Short task A:
Rewrite the records from their first line through the line containing "svg-text:2077.95: 2077.95 bbox=[664, 52, 700, 63]", changing every "svg-text" to "svg-label" and leaving everything else as it is.

Extract to read:
########

In short: Rouhani is not in charge, he is a cog in a machine, and he doesn’t seem to be at odds with the hateful doctrines that have defined the Islamic Republic since 1979. It’s hard to make a convincing case that the United States, or the West in general, should make a major strategic investment in friendship with the new Iranian president.
Putin is the opposite. He has much more freedom to act and he has imposed his will on Russia. Leon Aron has laid out the nature of “Putinism” with admirable brevity and elegance: Putin knows what he wants, both at home and abroad, and he pursues his goals ruthlessly and relentlessly. He truly rules his nation, and there is very little guile in his strategies. With Putin, you get what you see.
The similarities between Putin and Rouhani are doctrinal. Both are contemptuous of democracy, both are resolved to crush opponents of their regime and to eliminate pockets of liberty. Both are therefore profoundly anti-American, recognizing that the very existence of a strong and successful United States is a threat to their own legitimacy.
As with Rouhani, there isn’t likely to be a warm American relationship with Putin. But, it is worthwhile to deal seriously with Putin, precisely because he can deliver if he chooses to.
Putin and the Islamic Republic are enemies, but you can make deals with enemies-who-can-deliver. Which is why it is so strange that Obama strains to make a deal with Iran, but throws a hissy fit with Russia. Logic, as the White Rabbit once said, grabs you by the throat and makes you see what’s what. Except if you’re Obama.

########

Layout dataset entries:
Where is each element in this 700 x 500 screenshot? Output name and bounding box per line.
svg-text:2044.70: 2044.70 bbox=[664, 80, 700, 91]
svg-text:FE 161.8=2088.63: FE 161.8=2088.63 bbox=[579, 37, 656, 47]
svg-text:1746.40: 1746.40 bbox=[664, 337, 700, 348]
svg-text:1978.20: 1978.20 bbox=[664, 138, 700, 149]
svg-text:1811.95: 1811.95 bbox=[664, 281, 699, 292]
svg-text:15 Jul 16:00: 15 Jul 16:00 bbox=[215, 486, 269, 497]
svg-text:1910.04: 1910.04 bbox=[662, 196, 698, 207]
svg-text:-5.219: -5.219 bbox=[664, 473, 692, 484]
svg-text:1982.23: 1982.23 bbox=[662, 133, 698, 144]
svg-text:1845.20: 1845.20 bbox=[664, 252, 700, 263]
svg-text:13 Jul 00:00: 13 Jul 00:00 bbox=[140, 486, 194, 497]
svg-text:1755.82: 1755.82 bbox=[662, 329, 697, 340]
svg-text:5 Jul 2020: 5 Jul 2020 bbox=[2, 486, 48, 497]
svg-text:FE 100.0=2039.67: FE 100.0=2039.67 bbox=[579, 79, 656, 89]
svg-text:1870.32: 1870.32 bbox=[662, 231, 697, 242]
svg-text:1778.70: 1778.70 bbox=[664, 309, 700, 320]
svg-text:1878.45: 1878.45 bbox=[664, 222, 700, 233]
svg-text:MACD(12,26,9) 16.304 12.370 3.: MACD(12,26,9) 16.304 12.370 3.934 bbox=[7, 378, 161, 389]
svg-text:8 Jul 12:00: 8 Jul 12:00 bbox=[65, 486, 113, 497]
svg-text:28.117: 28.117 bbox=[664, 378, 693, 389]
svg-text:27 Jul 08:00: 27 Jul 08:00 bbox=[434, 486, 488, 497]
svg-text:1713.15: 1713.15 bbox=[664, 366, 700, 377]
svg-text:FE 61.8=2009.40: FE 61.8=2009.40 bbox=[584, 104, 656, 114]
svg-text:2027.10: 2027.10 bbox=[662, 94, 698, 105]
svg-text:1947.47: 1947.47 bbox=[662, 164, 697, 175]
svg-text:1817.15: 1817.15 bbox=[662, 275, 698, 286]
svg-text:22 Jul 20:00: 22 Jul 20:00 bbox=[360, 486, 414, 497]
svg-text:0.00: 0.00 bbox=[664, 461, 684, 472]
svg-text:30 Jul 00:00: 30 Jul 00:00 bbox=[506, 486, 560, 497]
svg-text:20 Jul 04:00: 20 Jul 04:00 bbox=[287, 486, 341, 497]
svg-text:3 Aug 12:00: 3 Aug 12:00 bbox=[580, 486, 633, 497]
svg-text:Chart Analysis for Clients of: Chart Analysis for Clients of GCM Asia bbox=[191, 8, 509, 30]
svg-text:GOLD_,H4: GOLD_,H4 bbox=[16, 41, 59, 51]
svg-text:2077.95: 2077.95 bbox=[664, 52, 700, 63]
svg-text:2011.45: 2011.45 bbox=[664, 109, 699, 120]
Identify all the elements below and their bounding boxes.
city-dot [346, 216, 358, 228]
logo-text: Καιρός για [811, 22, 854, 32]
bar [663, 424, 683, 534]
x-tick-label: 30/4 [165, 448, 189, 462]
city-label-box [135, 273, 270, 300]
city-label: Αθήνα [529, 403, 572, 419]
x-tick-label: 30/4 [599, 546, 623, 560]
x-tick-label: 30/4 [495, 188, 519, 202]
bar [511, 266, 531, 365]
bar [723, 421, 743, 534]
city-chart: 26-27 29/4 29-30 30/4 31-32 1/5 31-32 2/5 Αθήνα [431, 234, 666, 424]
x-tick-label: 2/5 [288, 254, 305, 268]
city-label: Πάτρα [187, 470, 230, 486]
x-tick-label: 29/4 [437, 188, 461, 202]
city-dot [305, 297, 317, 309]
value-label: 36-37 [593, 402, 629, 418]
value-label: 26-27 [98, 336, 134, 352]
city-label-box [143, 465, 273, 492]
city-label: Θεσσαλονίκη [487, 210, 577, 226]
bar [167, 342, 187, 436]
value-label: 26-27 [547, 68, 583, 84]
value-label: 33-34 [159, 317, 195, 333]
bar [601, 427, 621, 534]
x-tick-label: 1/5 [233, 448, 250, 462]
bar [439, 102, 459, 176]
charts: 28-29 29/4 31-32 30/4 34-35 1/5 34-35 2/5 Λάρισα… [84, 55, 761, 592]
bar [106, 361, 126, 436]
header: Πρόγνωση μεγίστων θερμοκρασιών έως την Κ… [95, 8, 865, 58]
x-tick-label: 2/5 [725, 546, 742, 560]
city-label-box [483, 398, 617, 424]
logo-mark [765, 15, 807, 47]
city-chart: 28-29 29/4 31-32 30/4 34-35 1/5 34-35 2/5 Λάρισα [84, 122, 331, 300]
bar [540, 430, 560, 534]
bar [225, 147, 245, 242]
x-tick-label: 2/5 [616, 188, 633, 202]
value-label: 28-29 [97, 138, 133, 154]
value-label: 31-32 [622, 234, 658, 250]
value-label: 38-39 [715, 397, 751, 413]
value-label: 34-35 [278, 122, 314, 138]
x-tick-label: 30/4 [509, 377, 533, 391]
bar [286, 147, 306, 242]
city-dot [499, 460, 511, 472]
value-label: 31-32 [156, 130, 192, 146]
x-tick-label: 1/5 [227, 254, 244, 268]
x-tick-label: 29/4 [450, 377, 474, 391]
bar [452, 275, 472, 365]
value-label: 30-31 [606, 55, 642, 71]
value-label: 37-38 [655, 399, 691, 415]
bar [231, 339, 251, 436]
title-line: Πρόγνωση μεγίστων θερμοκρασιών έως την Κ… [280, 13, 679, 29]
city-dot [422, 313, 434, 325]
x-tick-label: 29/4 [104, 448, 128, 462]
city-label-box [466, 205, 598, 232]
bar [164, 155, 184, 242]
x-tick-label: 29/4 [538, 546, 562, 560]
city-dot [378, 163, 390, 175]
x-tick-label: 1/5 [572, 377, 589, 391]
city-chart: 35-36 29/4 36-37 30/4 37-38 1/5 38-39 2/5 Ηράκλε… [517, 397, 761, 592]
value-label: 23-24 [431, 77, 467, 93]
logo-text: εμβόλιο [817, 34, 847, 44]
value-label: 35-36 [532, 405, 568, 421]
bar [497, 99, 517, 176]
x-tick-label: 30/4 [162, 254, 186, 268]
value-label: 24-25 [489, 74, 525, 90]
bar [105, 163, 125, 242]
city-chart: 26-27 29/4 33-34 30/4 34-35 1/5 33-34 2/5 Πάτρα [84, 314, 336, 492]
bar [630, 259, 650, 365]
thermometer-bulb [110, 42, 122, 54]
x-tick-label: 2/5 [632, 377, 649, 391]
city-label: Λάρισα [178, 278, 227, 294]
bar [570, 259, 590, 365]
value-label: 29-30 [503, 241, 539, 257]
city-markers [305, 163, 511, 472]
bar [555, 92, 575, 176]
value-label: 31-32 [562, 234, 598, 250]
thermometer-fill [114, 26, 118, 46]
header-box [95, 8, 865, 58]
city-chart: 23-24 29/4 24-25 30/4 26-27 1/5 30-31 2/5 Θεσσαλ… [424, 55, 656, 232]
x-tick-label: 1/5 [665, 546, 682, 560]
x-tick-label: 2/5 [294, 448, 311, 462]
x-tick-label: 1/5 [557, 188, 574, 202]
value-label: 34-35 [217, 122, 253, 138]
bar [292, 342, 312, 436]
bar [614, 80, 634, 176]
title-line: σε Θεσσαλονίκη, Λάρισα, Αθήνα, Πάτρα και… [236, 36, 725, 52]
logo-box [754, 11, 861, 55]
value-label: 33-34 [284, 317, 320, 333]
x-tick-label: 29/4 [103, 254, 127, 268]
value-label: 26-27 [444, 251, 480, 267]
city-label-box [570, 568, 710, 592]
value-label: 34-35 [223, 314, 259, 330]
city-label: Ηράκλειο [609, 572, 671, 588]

########

Short task B:
In the commentary on Putin and Rouhani, who is credited with laying out the nature of "Putinism"?

Answer A:
Where is each element in this 700 x 500 screenshot? Output name and bounding box per line.
svg-label:2044.70: 2044.70 bbox=[664, 80, 700, 91]
svg-label:FE 161.8=2088.63: FE 161.8=2088.63 bbox=[579, 37, 656, 47]
svg-label:1746.40: 1746.40 bbox=[664, 337, 700, 348]
svg-label:1978.20: 1978.20 bbox=[664, 138, 700, 149]
svg-label:1811.95: 1811.95 bbox=[664, 281, 699, 292]
svg-label:15 Jul 16:00: 15 Jul 16:00 bbox=[215, 486, 269, 497]
svg-label:1910.04: 1910.04 bbox=[662, 196, 698, 207]
svg-label:-5.219: -5.219 bbox=[664, 473, 692, 484]
svg-label:1982.23: 1982.23 bbox=[662, 133, 698, 144]
svg-label:1845.20: 1845.20 bbox=[664, 252, 700, 263]
svg-label:13 Jul 00:00: 13 Jul 00:00 bbox=[140, 486, 194, 497]
svg-label:1755.82: 1755.82 bbox=[662, 329, 697, 340]
svg-label:5 Jul 2020: 5 Jul 2020 bbox=[2, 486, 48, 497]
svg-label:FE 100.0=2039.67: FE 100.0=2039.67 bbox=[579, 79, 656, 89]
svg-label:1870.32: 1870.32 bbox=[662, 231, 697, 242]
svg-label:1778.70: 1778.70 bbox=[664, 309, 700, 320]
svg-label:1878.45: 1878.45 bbox=[664, 222, 700, 233]
svg-label:MACD(12,26,9) 16.304 12.370 3.: MACD(12,26,9) 16.304 12.370 3.934 bbox=[7, 378, 161, 389]
svg-label:8 Jul 12:00: 8 Jul 12:00 bbox=[65, 486, 113, 497]
svg-label:28.117: 28.117 bbox=[664, 378, 693, 389]
svg-label:27 Jul 08:00: 27 Jul 08:00 bbox=[434, 486, 488, 497]
svg-label:1713.15: 1713.15 bbox=[664, 366, 700, 377]
svg-label:FE 61.8=2009.40: FE 61.8=2009.40 bbox=[584, 104, 656, 114]
svg-label:2027.10: 2027.10 bbox=[662, 94, 698, 105]
svg-label:1947.47: 1947.47 bbox=[662, 164, 697, 175]
svg-label:1817.15: 1817.15 bbox=[662, 275, 698, 286]
svg-label:22 Jul 20:00: 22 Jul 20:00 bbox=[360, 486, 414, 497]
svg-label:0.00: 0.00 bbox=[664, 461, 684, 472]
svg-label:30 Jul 00:00: 30 Jul 00:00 bbox=[506, 486, 560, 497]
svg-label:20 Jul 04:00: 20 Jul 04:00 bbox=[287, 486, 341, 497]
svg-label:3 Aug 12:00: 3 Aug 12:00 bbox=[580, 486, 633, 497]
svg-label:Chart Analysis for Clients of: Chart Analysis for Clients of GCM Asia bbox=[191, 8, 509, 30]
svg-label:GOLD_,H4: GOLD_,H4 bbox=[16, 41, 59, 51]
svg-label:2077.95: 2077.95 bbox=[664, 52, 700, 63]

Answer B:
Leon Aron